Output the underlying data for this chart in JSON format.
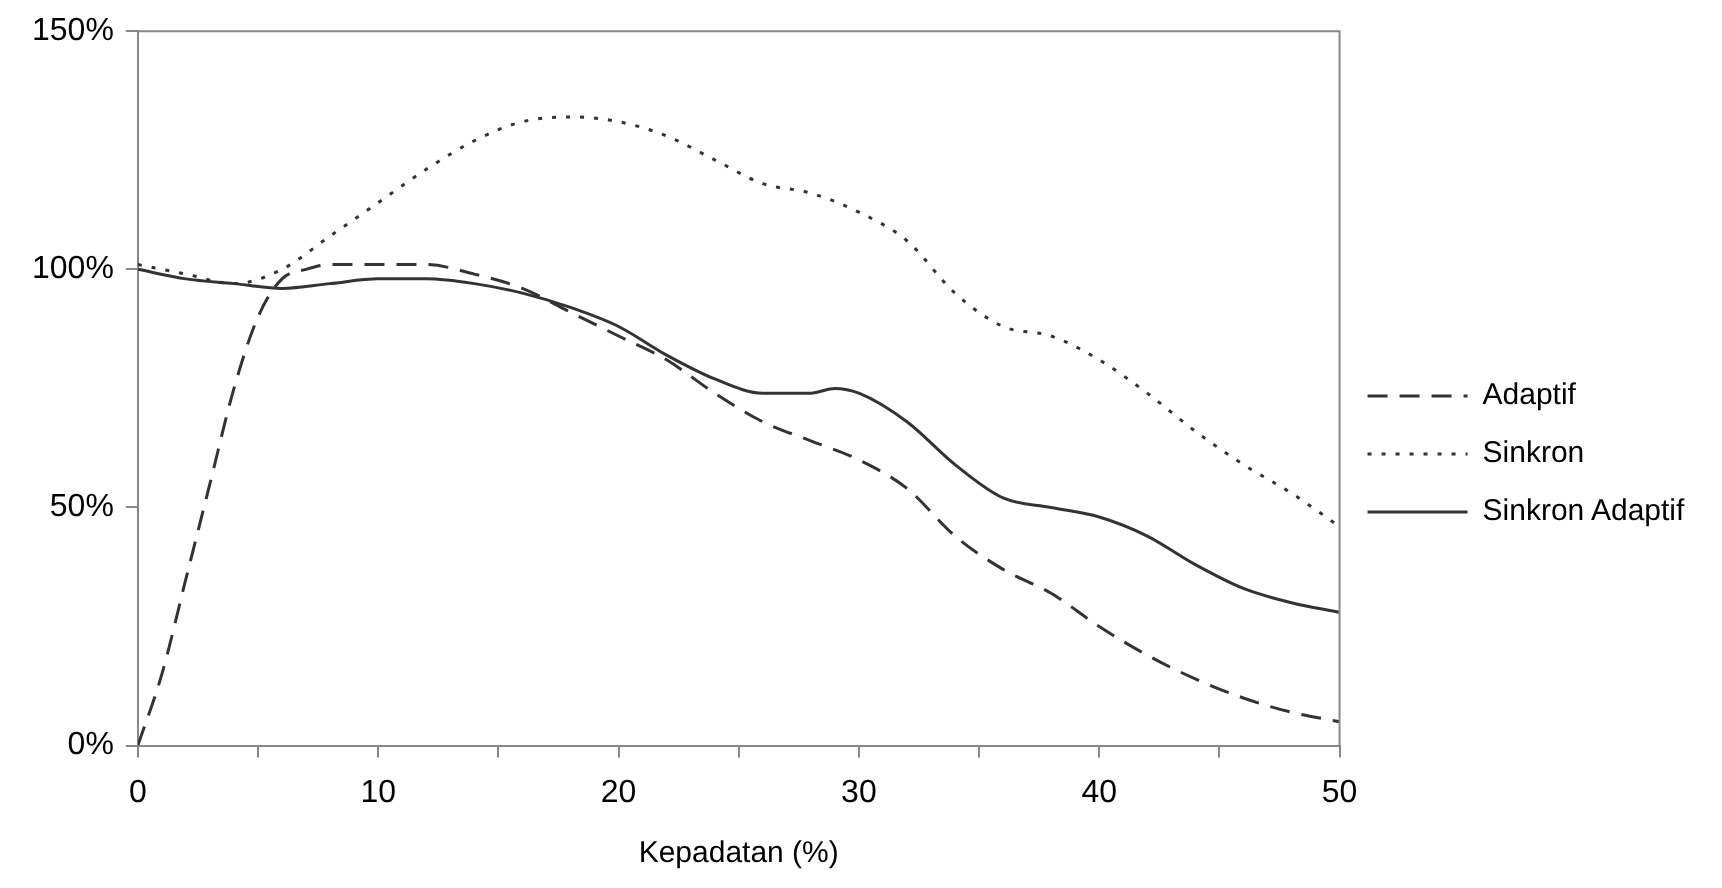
{
  "chart_data": {
    "type": "line",
    "xlabel": "Kepadatan (%)",
    "xlim": [
      0,
      50
    ],
    "xticks": [
      0,
      {
        "value": 5,
        "label": null
      },
      10,
      {
        "value": 15,
        "label": null
      },
      20,
      {
        "value": 25,
        "label": null
      },
      30,
      {
        "value": 35,
        "label": null
      },
      40,
      {
        "value": 45,
        "label": null
      },
      50
    ],
    "ylim": [
      0,
      150
    ],
    "yticks": [
      {
        "value": 0,
        "label": "0%"
      },
      {
        "value": 50,
        "label": "50%"
      },
      {
        "value": 100,
        "label": "100%"
      },
      {
        "value": 150,
        "label": "150%"
      }
    ],
    "grid": false,
    "legend": "right",
    "marker": "none",
    "series": [
      {
        "name": "Adaptif",
        "color": "#333333",
        "line_style": "dashed",
        "x": [
          0,
          1,
          2,
          3,
          4,
          5,
          6,
          7,
          8,
          10,
          12,
          14,
          16,
          18,
          20,
          22,
          24,
          26,
          28,
          30,
          32,
          34,
          36,
          38,
          40,
          42,
          44,
          46,
          48,
          50
        ],
        "values": [
          0,
          15,
          35,
          55,
          75,
          90,
          98,
          100,
          101,
          101,
          101,
          99,
          96,
          91,
          86,
          81,
          74,
          68,
          64,
          60,
          54,
          44,
          37,
          32,
          25,
          19,
          14,
          10,
          7,
          5
        ]
      },
      {
        "name": "Sinkron",
        "color": "#333333",
        "line_style": "dotted",
        "x": [
          0,
          2,
          4,
          6,
          8,
          10,
          12,
          14,
          16,
          18,
          20,
          22,
          24,
          26,
          28,
          30,
          32,
          34,
          36,
          38,
          40,
          42,
          44,
          46,
          48,
          50
        ],
        "values": [
          101,
          99,
          97,
          100,
          107,
          114,
          121,
          127,
          131,
          132,
          131,
          128,
          123,
          118,
          116,
          112,
          106,
          95,
          88,
          86,
          81,
          74,
          66,
          59,
          53,
          46
        ]
      },
      {
        "name": "Sinkron Adaptif",
        "color": "#333333",
        "line_style": "solid",
        "x": [
          0,
          2,
          4,
          6,
          8,
          10,
          12,
          14,
          16,
          18,
          20,
          22,
          24,
          26,
          28,
          29,
          30,
          32,
          34,
          36,
          38,
          40,
          42,
          44,
          46,
          48,
          50
        ],
        "values": [
          100,
          98,
          97,
          96,
          97,
          98,
          98,
          97,
          95,
          92,
          88,
          82,
          77,
          74,
          74,
          75,
          74,
          68,
          59,
          52,
          50,
          48,
          44,
          38,
          33,
          30,
          28
        ]
      }
    ]
  }
}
====================
- **What you have to do**: Filter the listing for the word "name" and copy every line that holds it.

- **The result**:
        "name": "Adaptif",
        "name": "Sinkron",
        "name": "Sinkron Adaptif",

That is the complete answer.